▶ **Problem description**
Pull every line containing the word "song" from the records.

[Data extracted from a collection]
>>>>

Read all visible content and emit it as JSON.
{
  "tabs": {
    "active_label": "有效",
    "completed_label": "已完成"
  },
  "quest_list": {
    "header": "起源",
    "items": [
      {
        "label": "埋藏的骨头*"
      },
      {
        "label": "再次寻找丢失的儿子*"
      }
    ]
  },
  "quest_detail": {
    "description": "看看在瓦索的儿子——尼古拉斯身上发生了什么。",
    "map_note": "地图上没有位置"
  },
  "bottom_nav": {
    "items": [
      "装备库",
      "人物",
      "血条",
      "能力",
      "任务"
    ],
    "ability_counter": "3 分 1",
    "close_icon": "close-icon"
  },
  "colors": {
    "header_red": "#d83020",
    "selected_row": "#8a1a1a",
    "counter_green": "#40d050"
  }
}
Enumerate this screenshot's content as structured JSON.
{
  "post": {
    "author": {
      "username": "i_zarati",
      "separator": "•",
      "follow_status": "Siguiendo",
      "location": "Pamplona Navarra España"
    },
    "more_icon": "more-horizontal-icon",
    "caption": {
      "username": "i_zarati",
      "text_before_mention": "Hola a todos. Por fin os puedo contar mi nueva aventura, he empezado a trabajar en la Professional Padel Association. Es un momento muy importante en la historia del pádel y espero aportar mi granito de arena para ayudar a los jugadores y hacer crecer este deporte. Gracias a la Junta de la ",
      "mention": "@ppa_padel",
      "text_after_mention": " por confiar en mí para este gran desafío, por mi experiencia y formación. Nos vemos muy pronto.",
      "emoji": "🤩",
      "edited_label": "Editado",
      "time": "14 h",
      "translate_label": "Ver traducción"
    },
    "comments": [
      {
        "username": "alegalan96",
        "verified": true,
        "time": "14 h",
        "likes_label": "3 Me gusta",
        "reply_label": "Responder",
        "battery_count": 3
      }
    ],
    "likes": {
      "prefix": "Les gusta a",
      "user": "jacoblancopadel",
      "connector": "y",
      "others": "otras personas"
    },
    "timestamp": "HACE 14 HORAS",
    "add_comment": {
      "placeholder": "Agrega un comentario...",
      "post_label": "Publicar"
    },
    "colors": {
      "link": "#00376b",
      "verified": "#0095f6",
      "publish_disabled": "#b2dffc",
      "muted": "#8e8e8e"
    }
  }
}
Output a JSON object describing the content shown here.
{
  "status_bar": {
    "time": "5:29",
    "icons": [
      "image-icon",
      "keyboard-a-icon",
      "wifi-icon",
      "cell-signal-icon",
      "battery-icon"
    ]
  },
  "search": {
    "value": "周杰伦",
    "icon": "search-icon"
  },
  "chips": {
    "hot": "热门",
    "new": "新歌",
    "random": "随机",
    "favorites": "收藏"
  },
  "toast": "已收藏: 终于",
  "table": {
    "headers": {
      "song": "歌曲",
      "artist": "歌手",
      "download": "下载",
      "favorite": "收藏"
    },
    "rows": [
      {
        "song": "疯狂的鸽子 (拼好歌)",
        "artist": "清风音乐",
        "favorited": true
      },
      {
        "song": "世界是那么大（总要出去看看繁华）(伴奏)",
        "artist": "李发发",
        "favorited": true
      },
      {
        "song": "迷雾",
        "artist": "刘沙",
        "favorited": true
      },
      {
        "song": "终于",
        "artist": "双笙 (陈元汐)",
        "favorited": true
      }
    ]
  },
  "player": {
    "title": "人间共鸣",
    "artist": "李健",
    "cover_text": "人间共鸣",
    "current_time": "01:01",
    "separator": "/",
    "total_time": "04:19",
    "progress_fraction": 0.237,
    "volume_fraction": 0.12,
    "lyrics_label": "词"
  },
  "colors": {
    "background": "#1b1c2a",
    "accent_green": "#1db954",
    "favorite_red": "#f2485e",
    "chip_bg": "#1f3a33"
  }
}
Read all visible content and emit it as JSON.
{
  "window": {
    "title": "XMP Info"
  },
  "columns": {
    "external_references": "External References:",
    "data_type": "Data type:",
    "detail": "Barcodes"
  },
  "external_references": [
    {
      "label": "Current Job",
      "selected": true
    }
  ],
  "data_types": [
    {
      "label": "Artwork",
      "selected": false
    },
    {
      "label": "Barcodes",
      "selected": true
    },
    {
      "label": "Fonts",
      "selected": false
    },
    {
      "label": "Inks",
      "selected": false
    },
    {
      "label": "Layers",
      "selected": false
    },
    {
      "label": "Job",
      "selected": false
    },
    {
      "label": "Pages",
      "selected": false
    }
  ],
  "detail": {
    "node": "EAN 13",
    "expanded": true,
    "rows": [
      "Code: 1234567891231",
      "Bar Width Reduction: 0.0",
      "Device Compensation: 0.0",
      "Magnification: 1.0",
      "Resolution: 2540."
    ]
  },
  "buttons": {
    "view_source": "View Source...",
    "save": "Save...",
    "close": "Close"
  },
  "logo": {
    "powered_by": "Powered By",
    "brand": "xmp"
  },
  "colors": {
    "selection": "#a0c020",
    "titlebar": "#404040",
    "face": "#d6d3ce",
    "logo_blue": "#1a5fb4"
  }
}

<<<<

▶ **Solution to this exercise**
      "song": "歌曲",
        "song": "疯狂的鸽子 (拼好歌)",
        "song": "世界是那么大（总要出去看看繁华）(伴奏)",
        "song": "迷雾",
        "song": "终于",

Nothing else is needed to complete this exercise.